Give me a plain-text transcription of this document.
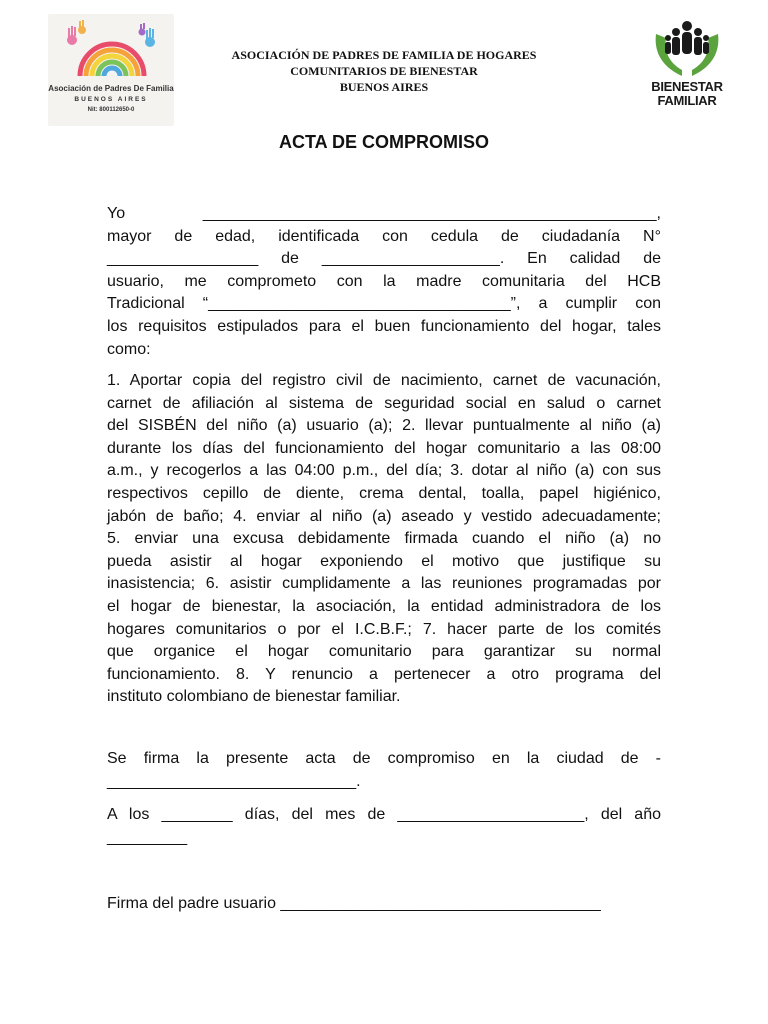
Asociación de Padres De Familia
BUENOS AIRES
Nit: 800112650-0
ASOCIACIÓN DE PADRES DE FAMILIA DE HOGARES
COMUNITARIOS DE BIENESTAR
BUENOS AIRES	BIENESTAR
FAMILIAR
ACTA DE COMPROMISO
Yo ___________________________________________________,
mayor de edad, identificada con cedula de ciudadanía N°
_________________ de ____________________. En calidad de
usuario, me comprometo con la madre comunitaria del HCB
Tradicional “__________________________________”, a cumplir con
los requisitos estipulados para el buen funcionamiento del hogar, tales
como:
1. Aportar copia del registro civil de nacimiento, carnet de vacunación,
carnet de afiliación al sistema de seguridad social en salud o carnet
del SISBÉN del niño (a) usuario (a); 2. llevar puntualmente al niño (a)
durante los días del funcionamiento del hogar comunitario a las 08:00
a.m., y recogerlos a las 04:00 p.m., del día; 3. dotar al niño (a) con sus
respectivos cepillo de diente, crema dental, toalla, papel higiénico,
jabón de baño; 4. enviar al niño (a) aseado y vestido adecuadamente;
5. enviar una excusa debidamente firmada cuando el niño (a) no
pueda asistir al hogar exponiendo el motivo que justifique su
inasistencia; 6. asistir cumplidamente a las reuniones programadas por
el hogar de bienestar, la asociación, la entidad administradora de los
hogares comunitarios o por el I.C.B.F.; 7. hacer parte de los comités
que organice el hogar comunitario para garantizar su normal
funcionamiento. 8. Y renuncio a pertenecer a otro programa del
instituto colombiano de bienestar familiar.
Se firma la presente acta de compromiso en la ciudad de -
____________________________.
A los ________ días, del mes de _____________________, del año
_________
Firma del padre usuario ____________________________________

PROBLEM TO SOLVE
Report only how many lines in the records contain the word "niño".

CORRECT ANSWER
4